*** 文章

Kombu源码分析(二)Producer 消息发布
赵君植
本文环境python3.5.2,kombu4.6.8系列
本文主要根据kombu官方用例,来分析逐个分析kombu源码,了解kombu中的主要结构和代码实现
上文主要根据官方示例分析了Connection初始化的源码,本篇将继续根据示例代码讲解Producer的初始化和消息发布的源码,上文中提到,Connection初始化过程是并没有建立连接的,而是在使用时才能建立连接,本篇在Producer发布消息的时候会通过Transport类连接载体,连接的源码本篇也会重点讲解。
下面还是看一下官方示例
from kombu import Connection, Exchange, Queue
media_exchange = Exchange('media', 'direct', durable=True)
video_queue = Queue('video', exchange=media_exchange, routing_key='video')
def process_media(body, message):
print body
message.ack()
# connections
with Connection('amqp://guest:guest@localhost//') as conn:
# produce
producer = conn.Producer(serializer='json')
producer.publish({'name': '/tmp/lolcat1.avi', 'size': 1301013},
exchange=media_exchange, routing_key='video',
declare=[video_queue])
# the declare above, makes sure the video queue is declared
# so that the messages can be delivered.
# It's a best practice in Kombu to have both publishers and
# consumers declare the queue. You can also declare the
# queue manually using:
# video_queue(conn).declare()
# consume
with conn.Consumer(video_queue, callbacks=[process_media]) as consumer:
# Process messages and handle events on all channels
while True:
conn.drain_events()
# Consume from several queues on the same channel:
video_queue = Queue('video', exchange=media_exchange, key='video')
image_queue = Queue('image', exchange=media_exchange, key='image')
with connection.Consumer([video_queue, image_queue],
callbacks=[process_media]) as consumer:
while True:
connection.drain_events()
示例中,在Connection完成后,就会调用producer方法,并且进行发布消息,下面我们一起研究一下producer方法和消息发布的过程。
def Producer(self, channel=None, *args, **kwargs):
"""Create new :class:`kombu.Producer` instance."""

******

■ 任务目标:
请接着这篇分析 Kombu Producer 源码的文章往下写，从文中最后一句之后开始。 之后的各行与本题无关。

*** 数据部分

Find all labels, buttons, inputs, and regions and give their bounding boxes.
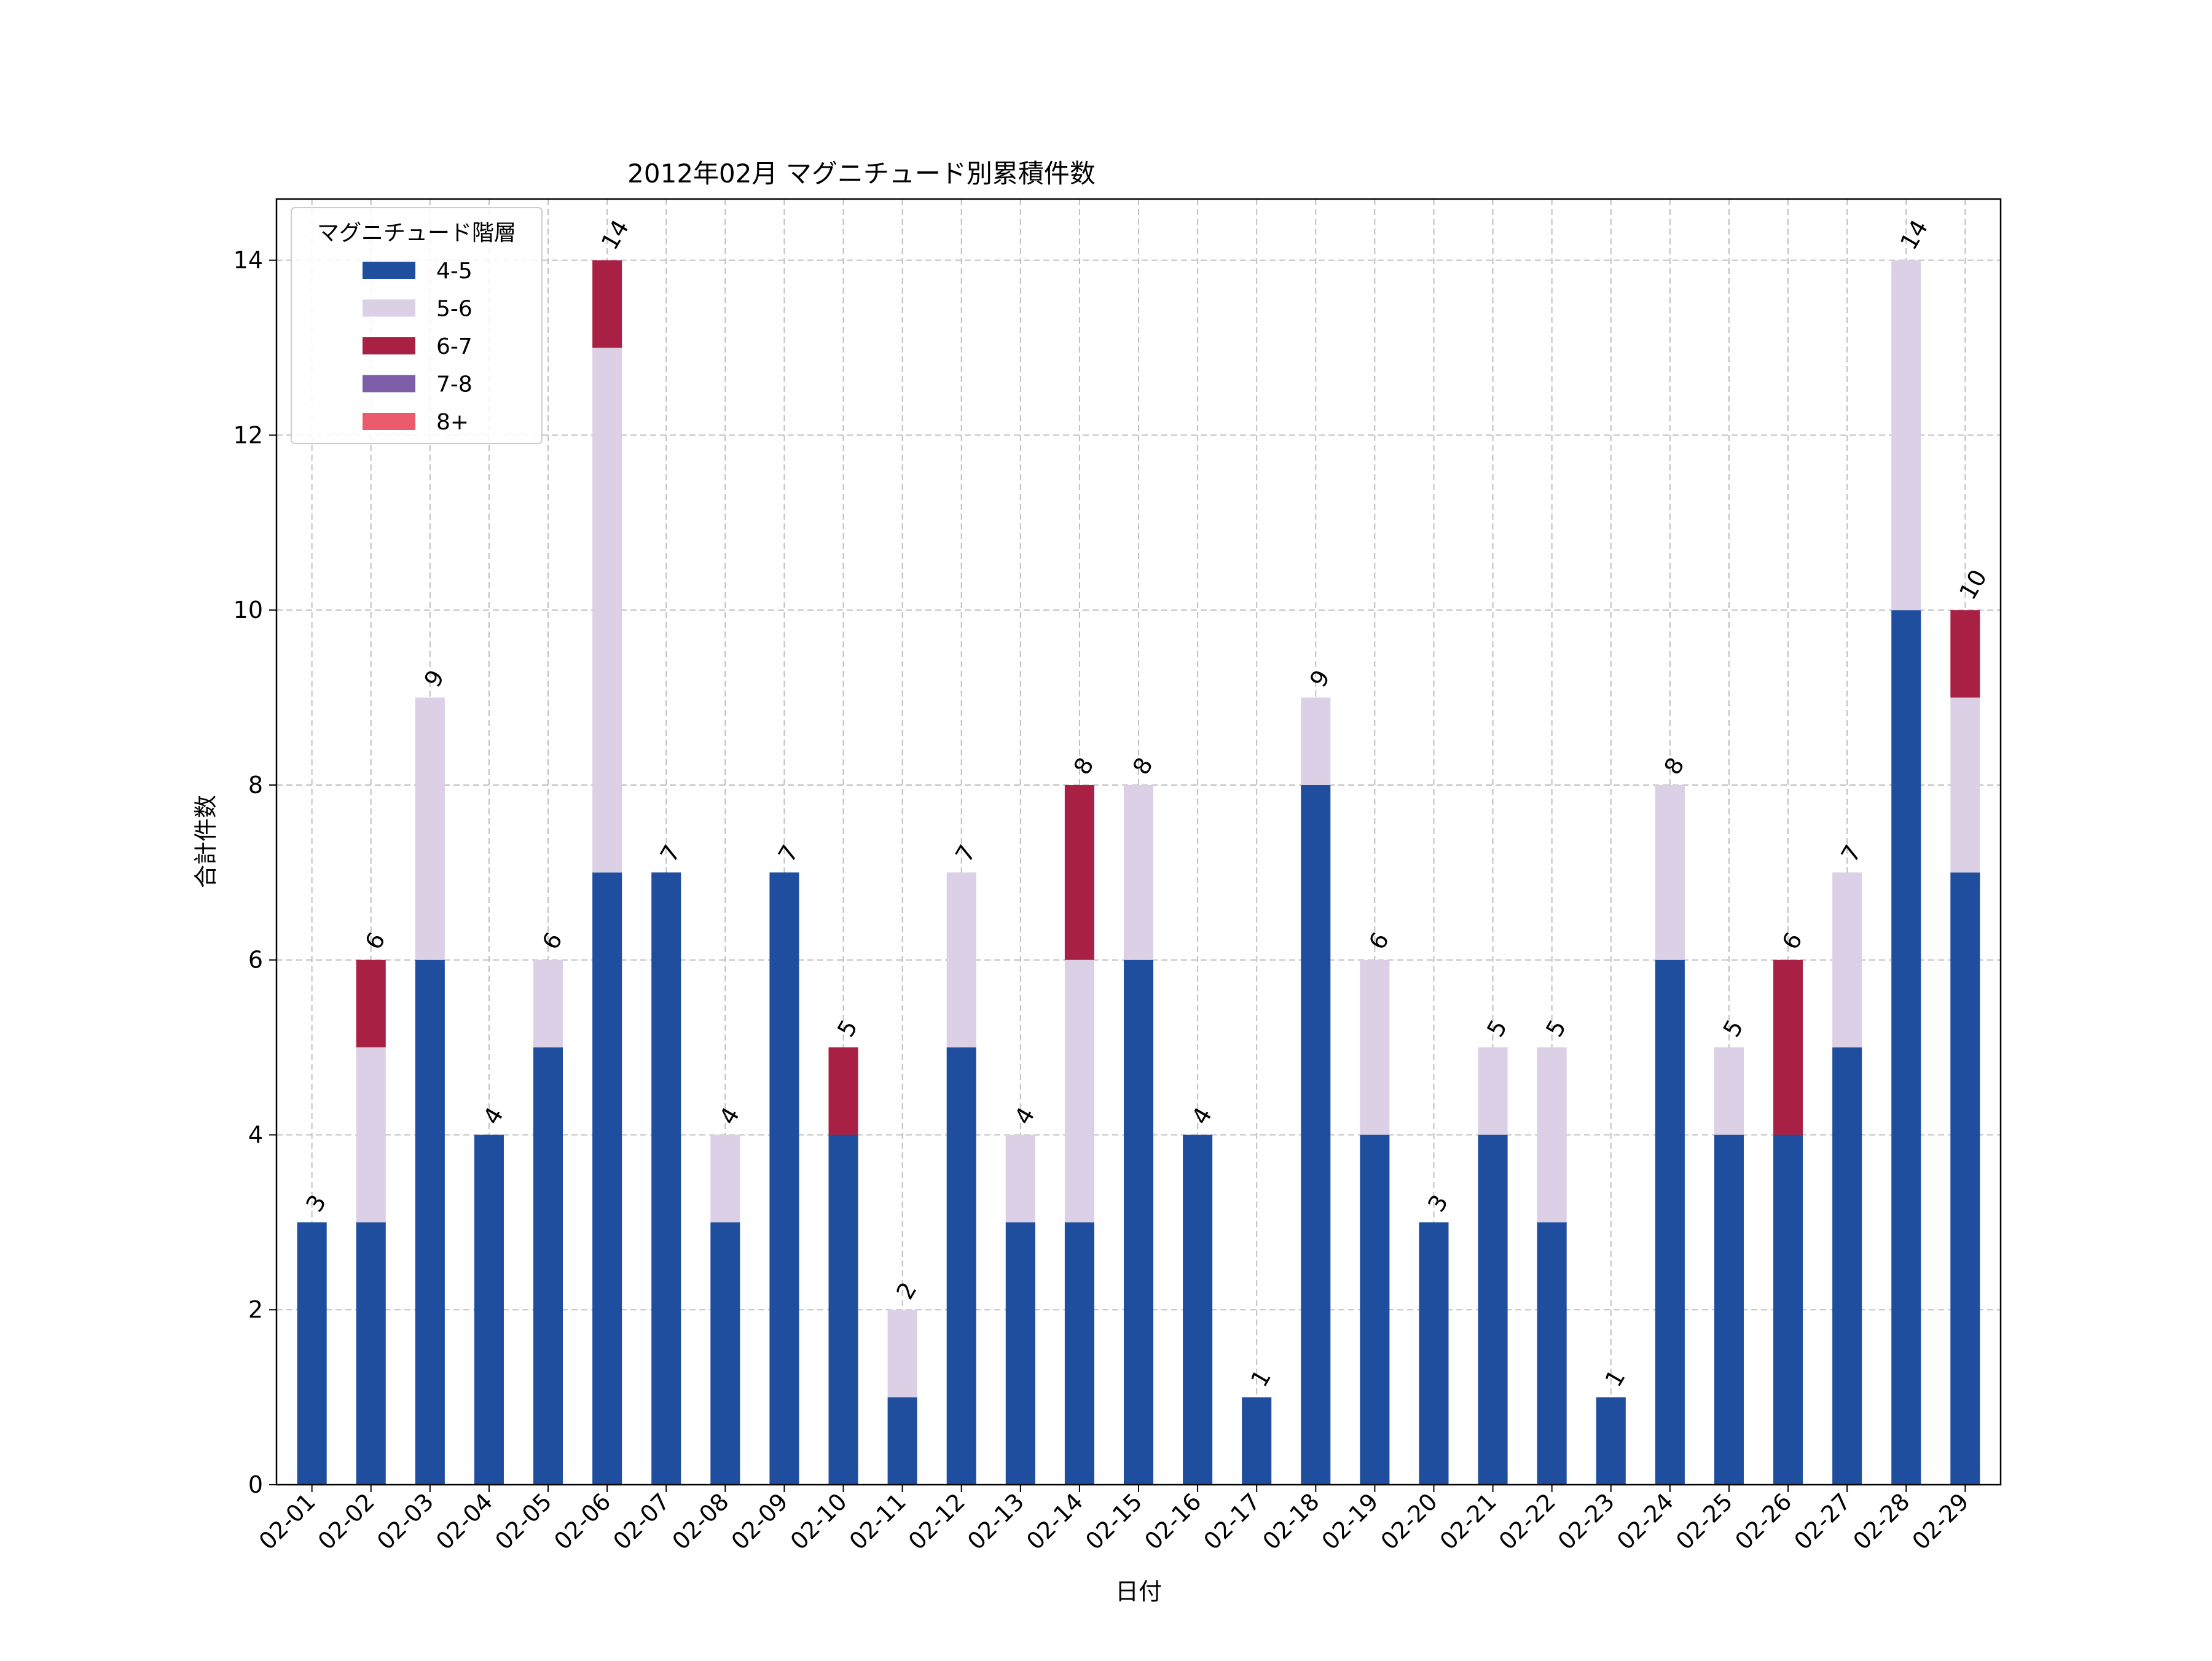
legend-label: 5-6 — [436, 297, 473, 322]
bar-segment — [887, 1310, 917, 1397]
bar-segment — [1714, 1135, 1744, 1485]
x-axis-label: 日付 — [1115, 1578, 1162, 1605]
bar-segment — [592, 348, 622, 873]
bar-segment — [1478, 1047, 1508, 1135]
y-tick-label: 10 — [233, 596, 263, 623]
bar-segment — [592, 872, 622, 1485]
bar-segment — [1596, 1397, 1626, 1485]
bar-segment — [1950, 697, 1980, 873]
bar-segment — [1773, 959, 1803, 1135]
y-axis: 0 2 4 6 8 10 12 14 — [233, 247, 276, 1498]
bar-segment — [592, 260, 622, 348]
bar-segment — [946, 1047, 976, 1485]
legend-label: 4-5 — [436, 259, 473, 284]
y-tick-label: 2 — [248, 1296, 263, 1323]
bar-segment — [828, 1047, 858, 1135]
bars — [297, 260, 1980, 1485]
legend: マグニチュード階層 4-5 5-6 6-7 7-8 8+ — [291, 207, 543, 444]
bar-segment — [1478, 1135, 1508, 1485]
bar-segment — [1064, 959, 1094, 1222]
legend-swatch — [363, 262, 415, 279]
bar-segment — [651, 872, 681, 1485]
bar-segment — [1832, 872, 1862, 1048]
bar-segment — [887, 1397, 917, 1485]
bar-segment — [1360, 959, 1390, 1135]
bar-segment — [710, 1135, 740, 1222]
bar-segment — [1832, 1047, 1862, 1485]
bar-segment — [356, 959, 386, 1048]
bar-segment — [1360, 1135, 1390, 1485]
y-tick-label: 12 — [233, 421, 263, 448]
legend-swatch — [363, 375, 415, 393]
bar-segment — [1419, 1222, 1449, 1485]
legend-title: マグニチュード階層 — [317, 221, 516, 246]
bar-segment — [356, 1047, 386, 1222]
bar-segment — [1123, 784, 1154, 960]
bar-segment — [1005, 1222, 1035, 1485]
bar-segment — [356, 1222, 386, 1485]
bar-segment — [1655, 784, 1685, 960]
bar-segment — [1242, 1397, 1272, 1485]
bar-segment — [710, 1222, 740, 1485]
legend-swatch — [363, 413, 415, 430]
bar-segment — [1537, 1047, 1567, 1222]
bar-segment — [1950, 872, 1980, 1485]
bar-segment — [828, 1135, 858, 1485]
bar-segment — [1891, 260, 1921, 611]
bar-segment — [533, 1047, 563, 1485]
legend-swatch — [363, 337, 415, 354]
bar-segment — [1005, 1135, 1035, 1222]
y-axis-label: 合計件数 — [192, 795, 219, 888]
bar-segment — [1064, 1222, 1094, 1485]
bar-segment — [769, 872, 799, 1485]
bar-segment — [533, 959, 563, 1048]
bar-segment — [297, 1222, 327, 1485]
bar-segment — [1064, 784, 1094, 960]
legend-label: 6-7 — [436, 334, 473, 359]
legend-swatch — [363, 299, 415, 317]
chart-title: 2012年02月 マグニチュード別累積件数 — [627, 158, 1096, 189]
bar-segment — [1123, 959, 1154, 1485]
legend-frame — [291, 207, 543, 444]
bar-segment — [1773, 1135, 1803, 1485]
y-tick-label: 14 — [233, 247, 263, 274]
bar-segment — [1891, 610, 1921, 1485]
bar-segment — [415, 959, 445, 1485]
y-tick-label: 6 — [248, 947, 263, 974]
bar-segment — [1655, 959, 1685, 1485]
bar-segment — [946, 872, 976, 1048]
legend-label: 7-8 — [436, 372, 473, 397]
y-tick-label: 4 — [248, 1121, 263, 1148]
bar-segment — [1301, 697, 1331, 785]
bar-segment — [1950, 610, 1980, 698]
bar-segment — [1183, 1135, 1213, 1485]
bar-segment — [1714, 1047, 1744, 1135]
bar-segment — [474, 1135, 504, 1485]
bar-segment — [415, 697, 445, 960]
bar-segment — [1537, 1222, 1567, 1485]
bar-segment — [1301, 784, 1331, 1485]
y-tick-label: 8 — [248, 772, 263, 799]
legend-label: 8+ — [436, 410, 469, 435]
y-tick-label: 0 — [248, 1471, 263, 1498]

******

■ 回答:
from .messaging import Producer
return Producer(channel or self, *args, **kwargs) # 导入Producer类,返回Producer的实例, channel为None,所以第一个参数为self,**kwargs 为serializer='json'
接着看一下Producer初始化过程中做了那些定义
@python_2_unicode_compatible
class Producer(object):
"""Message Producer.
Arguments:
channel (kombu.Connection, ChannelT): Connection or channel.
exchange (kombu.entity.Exchange, str): Optional default exchange.
routing_key (str): Optional default routing key.
serializer (str): Default serializer. Default is `"json"`.
compression (str): Default compression method.
Default is no compression.
auto_declare (bool): Automatically declare the default exchange
at instantiation. Default is :const:`True`.
on_return (Callable): Callback to call for undeliverable messages,
when the `mandatory` or `immediate` arguments to
:meth:`publish` is used. This callback needs the following
signature: `(exception, exchange, routing_key, message)`.
Note that the producer needs to drain events to use this feature.
"""
#: Default exchange
exchange = None
#: Default routing key.
routing_key = ''
#: Default serializer to use. Default is JSON.
serializer = None
#: Default compression method. Disabled by default.
compression = None
#: By default, if a defualt exchange is set,
#: that exchange will be declare when publishing a message.
auto_declare = True
#: Basic return callback.
on_return = None
#: Set if channel argument was a Connection instance (using
#: default_channel).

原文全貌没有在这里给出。